▶ _Data to use_:
— begin —
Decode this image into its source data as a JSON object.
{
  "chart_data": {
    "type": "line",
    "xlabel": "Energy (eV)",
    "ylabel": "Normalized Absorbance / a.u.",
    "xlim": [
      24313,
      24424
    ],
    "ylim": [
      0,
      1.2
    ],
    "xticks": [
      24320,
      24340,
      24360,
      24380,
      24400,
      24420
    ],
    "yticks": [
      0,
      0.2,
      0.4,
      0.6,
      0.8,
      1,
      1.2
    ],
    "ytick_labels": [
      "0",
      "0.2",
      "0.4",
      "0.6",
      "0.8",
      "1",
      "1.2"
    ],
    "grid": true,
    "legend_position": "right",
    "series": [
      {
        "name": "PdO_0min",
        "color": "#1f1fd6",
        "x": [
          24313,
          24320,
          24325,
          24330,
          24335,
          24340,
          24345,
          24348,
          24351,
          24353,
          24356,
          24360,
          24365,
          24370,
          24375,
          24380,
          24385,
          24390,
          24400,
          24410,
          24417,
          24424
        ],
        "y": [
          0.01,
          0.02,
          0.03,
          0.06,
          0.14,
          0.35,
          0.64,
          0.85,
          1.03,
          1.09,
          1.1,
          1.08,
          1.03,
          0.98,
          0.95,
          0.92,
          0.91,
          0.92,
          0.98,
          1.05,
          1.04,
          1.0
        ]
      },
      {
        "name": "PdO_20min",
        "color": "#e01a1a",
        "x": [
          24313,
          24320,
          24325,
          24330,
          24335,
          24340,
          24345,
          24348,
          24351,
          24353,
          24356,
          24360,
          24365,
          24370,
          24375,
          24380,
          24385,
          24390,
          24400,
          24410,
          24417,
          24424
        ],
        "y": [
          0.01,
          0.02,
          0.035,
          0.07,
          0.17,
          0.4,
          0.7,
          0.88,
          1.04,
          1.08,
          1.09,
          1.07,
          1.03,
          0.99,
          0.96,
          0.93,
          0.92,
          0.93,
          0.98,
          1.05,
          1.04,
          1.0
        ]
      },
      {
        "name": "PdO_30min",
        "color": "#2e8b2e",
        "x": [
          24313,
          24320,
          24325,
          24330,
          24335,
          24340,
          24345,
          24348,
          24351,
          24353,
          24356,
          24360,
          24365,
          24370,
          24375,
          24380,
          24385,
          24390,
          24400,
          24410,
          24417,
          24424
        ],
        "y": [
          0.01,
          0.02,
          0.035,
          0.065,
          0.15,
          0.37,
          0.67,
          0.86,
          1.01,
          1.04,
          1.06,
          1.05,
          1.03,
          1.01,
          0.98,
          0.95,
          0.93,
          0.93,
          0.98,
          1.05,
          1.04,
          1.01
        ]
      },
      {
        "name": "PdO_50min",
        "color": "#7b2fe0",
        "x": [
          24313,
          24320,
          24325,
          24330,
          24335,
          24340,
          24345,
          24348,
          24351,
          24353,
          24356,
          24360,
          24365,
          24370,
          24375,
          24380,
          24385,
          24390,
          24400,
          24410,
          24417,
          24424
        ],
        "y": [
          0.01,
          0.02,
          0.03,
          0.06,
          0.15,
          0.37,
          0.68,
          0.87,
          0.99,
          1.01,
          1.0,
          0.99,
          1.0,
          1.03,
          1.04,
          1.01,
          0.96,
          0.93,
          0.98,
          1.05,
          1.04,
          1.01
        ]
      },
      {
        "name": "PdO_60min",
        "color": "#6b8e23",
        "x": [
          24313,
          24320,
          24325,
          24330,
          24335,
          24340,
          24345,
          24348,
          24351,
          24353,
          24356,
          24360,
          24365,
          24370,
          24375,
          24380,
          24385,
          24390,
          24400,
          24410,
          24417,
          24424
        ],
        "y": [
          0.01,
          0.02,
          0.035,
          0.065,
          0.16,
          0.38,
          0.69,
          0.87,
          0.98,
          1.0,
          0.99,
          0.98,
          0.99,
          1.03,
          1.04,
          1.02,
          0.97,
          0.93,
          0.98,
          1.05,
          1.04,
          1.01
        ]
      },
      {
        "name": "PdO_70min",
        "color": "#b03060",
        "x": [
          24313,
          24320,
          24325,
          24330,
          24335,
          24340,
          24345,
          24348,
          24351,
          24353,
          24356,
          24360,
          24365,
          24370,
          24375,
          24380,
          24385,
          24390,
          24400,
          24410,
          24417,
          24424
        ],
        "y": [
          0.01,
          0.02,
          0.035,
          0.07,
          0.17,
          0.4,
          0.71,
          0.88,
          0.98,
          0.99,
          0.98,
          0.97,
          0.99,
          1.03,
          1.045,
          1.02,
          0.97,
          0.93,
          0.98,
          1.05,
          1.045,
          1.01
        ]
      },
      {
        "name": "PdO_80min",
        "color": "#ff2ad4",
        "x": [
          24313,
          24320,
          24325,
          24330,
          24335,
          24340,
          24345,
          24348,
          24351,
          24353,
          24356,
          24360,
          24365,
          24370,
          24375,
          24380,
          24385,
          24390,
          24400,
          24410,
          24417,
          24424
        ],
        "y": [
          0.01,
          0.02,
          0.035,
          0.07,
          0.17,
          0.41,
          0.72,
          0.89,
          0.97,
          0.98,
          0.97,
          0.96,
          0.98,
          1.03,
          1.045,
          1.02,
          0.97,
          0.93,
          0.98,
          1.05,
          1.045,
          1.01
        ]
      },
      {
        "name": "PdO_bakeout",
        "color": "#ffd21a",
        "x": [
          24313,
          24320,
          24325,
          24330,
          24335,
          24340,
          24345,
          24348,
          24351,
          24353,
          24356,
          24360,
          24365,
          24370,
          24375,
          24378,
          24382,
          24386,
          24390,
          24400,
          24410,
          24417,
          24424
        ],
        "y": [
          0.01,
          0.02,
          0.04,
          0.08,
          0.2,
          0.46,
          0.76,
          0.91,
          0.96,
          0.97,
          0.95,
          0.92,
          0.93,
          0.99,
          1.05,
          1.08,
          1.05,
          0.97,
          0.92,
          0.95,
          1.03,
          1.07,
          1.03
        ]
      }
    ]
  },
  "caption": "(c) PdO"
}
— end —
▶ _Work required_:
Transcribe every entry verbatim.

▶ _Answer below_:
Decode this image into its source data as a JSON object.
{
  "chart_data": {
    "type": "line",
    "xlabel": "Energy (eV)",
    "ylabel": "Normalized Absorbance / a.u.",
    "xlim": [
      24313,
      24424
    ],
    "ylim": [
      0,
      1.2
    ],
    "xticks": [
      24320,
      24340,
      24360,
      24380,
      24400,
      24420
    ],
    "yticks": [
      0,
      0.2,
      0.4,
      0.6,
      0.8,
      1,
      1.2
    ],
    "ytick_labels": [
      "0",
      "0.2",
      "0.4",
      "0.6",
      "0.8",
      "1",
      "1.2"
    ],
    "grid": true,
    "legend_position": "right",
    "series": [
      {
        "name": "PdO_0min",
        "color": "#1f1fd6",
        "x": [
          24313,
          24320,
          24325,
          24330,
          24335,
          24340,
          24345,
          24348,
          24351,
          24353,
          24356,
          24360,
          24365,
          24370,
          24375,
          24380,
          24385,
          24390,
          24400,
          24410,
          24417,
          24424
        ],
        "y": [
          0.01,
          0.02,
          0.03,
          0.06,
          0.14,
          0.35,
          0.64,
          0.85,
          1.03,
          1.09,
          1.1,
          1.08,
          1.03,
          0.98,
          0.95,
          0.92,
          0.91,
          0.92,
          0.98,
          1.05,
          1.04,
          1.0
        ]
      },
      {
        "name": "PdO_20min",
        "color": "#e01a1a",
        "x": [
          24313,
          24320,
          24325,
          24330,
          24335,
          24340,
          24345,
          24348,
          24351,
          24353,
          24356,
          24360,
          24365,
          24370,
          24375,
          24380,
          24385,
          24390,
          24400,
          24410,
          24417,
          24424
        ],
        "y": [
          0.01,
          0.02,
          0.035,
          0.07,
          0.17,
          0.4,
          0.7,
          0.88,
          1.04,
          1.08,
          1.09,
          1.07,
          1.03,
          0.99,
          0.96,
          0.93,
          0.92,
          0.93,
          0.98,
          1.05,
          1.04,
          1.0
        ]
      },
      {
        "name": "PdO_30min",
        "color": "#2e8b2e",
        "x": [
          24313,
          24320,
          24325,
          24330,
          24335,
          24340,
          24345,
          24348,
          24351,
          24353,
          24356,
          24360,
          24365,
          24370,
          24375,
          24380,
          24385,
          24390,
          24400,
          24410,
          24417,
          24424
        ],
        "y": [
          0.01,
          0.02,
          0.035,
          0.065,
          0.15,
          0.37,
          0.67,
          0.86,
          1.01,
          1.04,
          1.06,
          1.05,
          1.03,
          1.01,
          0.98,
          0.95,
          0.93,
          0.93,
          0.98,
          1.05,
          1.04,
          1.01
        ]
      },
      {
        "name": "PdO_50min",
        "color": "#7b2fe0",
        "x": [
          24313,
          24320,
          24325,
          24330,
          24335,
          24340,
          24345,
          24348,
          24351,
          24353,
          24356,
          24360,
          24365,
          24370,
          24375,
          24380,
          24385,
          24390,
          24400,
          24410,
          24417,
          24424
        ],
        "y": [
          0.01,
          0.02,
          0.03,
          0.06,
          0.15,
          0.37,
          0.68,
          0.87,
          0.99,
          1.01,
          1.0,
          0.99,
          1.0,
          1.03,
          1.04,
          1.01,
          0.96,
          0.93,
          0.98,
          1.05,
          1.04,
          1.01
        ]
      },
      {
        "name": "PdO_60min",
        "color": "#6b8e23",
        "x": [
          24313,
          24320,
          24325,
          24330,
          24335,
          24340,
          24345,
          24348,
          24351,
          24353,
          24356,
          24360,
          24365,
          24370,
          24375,
          24380,
          24385,
          24390,
          24400,
          24410,
          24417,
          24424
        ],
        "y": [
          0.01,
          0.02,
          0.035,
          0.065,
          0.16,
          0.38,
          0.69,
          0.87,
          0.98,
          1.0,
          0.99,
          0.98,
          0.99,
          1.03,
          1.04,
          1.02,
          0.97,
          0.93,
          0.98,
          1.05,
          1.04,
          1.01
        ]
      },
      {
        "name": "PdO_70min",
        "color": "#b03060",
        "x": [
          24313,
          24320,
          24325,
          24330,
          24335,
          24340,
          24345,
          24348,
          24351,
          24353,
          24356,
          24360,
          24365,
          24370,
          24375,
          24380,
          24385,
          24390,
          24400,
          24410,
          24417,
          24424
        ],
        "y": [
          0.01,
          0.02,
          0.035,
          0.07,
          0.17,
          0.4,
          0.71,
          0.88,
          0.98,
          0.99,
          0.98,
          0.97,
          0.99,
          1.03,
          1.045,
          1.02,
          0.97,
          0.93,
          0.98,
          1.05,
          1.045,
          1.01
        ]
      },
      {
        "name": "PdO_80min",
        "color": "#ff2ad4",
        "x": [
          24313,
          24320,
          24325,
          24330,
          24335,
          24340,
          24345,
          24348,
          24351,
          24353,
          24356,
          24360,
          24365,
          24370,
          24375,
          24380,
          24385,
          24390,
          24400,
          24410,
          24417,
          24424
        ],
        "y": [
          0.01,
          0.02,
          0.035,
          0.07,
          0.17,
          0.41,
          0.72,
          0.89,
          0.97,
          0.98,
          0.97,
          0.96,
          0.98,
          1.03,
          1.045,
          1.02,
          0.97,
          0.93,
          0.98,
          1.05,
          1.045,
          1.01
        ]
      },
      {
        "name": "PdO_bakeout",
        "color": "#ffd21a",
        "x": [
          24313,
          24320,
          24325,
          24330,
          24335,
          24340,
          24345,
          24348,
          24351,
          24353,
          24356,
          24360,
          24365,
          24370,
          24375,
          24378,
          24382,
          24386,
          24390,
          24400,
          24410,
          24417,
          24424
        ],
        "y": [
          0.01,
          0.02,
          0.04,
          0.08,
          0.2,
          0.46,
          0.76,
          0.91,
          0.96,
          0.97,
          0.95,
          0.92,
          0.93,
          0.99,
          1.05,
          1.08,
          1.05,
          0.97,
          0.92,
          0.95,
          1.03,
          1.07,
          1.03
        ]
      }
    ]
  },
  "caption": "(c) PdO"
}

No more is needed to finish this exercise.